::: Exercise materials :::

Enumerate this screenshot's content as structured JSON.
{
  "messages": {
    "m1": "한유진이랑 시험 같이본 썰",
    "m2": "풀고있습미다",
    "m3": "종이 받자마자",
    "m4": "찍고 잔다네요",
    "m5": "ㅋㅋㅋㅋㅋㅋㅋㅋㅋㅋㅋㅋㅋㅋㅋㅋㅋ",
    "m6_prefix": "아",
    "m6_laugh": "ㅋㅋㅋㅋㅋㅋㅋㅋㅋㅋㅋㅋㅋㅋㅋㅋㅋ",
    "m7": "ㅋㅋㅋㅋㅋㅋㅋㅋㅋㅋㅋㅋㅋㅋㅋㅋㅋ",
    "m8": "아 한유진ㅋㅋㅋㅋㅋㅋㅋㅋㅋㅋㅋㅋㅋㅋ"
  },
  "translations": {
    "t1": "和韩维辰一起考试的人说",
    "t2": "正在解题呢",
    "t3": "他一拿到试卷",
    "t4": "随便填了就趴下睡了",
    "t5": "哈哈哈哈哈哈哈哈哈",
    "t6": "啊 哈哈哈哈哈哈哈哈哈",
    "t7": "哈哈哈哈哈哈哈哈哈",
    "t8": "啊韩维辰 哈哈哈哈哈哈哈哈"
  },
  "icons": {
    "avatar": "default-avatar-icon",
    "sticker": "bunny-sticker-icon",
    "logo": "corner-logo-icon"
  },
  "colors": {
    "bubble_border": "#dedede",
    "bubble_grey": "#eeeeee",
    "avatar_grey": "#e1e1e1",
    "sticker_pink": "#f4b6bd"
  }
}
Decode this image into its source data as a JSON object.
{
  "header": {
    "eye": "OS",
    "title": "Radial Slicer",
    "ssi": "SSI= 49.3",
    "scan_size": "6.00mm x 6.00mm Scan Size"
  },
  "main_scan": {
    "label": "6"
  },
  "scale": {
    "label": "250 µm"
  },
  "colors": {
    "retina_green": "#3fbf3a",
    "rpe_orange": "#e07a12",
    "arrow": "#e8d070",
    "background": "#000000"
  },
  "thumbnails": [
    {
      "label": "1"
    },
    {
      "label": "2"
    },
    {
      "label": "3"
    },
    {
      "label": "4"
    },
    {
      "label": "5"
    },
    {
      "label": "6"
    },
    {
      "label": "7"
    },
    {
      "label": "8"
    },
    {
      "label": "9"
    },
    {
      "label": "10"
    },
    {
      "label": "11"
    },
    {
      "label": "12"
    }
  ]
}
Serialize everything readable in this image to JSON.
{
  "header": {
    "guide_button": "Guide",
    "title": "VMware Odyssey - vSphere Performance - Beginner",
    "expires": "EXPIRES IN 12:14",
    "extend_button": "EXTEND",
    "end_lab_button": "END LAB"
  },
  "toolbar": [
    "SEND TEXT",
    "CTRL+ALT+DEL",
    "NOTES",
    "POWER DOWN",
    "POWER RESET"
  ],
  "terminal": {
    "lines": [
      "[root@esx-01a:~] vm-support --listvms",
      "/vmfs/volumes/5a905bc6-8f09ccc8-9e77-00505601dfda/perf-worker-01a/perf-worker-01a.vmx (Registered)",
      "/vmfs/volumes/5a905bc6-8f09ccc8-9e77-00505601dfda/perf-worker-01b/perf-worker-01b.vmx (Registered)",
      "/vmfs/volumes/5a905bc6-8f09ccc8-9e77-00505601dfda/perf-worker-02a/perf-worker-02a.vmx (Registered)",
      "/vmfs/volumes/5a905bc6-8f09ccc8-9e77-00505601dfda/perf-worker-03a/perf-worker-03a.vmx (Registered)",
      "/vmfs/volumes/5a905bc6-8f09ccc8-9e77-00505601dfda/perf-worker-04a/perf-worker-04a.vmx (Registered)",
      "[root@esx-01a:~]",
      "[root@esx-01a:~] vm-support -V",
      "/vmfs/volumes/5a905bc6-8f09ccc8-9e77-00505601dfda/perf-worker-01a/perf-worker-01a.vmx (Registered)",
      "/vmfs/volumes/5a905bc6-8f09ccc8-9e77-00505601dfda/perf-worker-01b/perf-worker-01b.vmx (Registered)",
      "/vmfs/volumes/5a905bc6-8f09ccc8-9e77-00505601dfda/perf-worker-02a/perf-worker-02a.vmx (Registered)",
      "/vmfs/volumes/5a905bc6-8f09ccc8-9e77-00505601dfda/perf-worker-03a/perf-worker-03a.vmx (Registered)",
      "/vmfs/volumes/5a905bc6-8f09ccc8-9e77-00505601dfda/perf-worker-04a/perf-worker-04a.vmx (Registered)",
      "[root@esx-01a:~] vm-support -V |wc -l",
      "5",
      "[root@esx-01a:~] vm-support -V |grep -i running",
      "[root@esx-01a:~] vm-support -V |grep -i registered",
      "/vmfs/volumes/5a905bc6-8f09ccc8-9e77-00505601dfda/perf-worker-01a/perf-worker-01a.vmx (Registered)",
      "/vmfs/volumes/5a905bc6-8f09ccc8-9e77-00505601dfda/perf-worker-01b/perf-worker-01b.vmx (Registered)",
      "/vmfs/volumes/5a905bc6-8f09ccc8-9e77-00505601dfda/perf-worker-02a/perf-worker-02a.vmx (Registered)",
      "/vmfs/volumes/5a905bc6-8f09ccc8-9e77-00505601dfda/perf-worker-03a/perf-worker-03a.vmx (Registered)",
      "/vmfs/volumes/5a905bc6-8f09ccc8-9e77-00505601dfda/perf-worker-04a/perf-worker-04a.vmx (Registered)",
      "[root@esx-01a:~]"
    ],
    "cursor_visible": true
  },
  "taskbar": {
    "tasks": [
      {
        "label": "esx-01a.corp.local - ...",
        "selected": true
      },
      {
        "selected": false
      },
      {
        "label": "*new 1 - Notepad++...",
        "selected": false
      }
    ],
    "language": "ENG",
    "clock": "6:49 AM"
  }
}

:::

* **Work to be completed**
Gather each line of the listing that holds the string "image".

* **Solution for this problem**
Decode this image into its source data as a JSON object.
Serialize everything readable in this image to JSON.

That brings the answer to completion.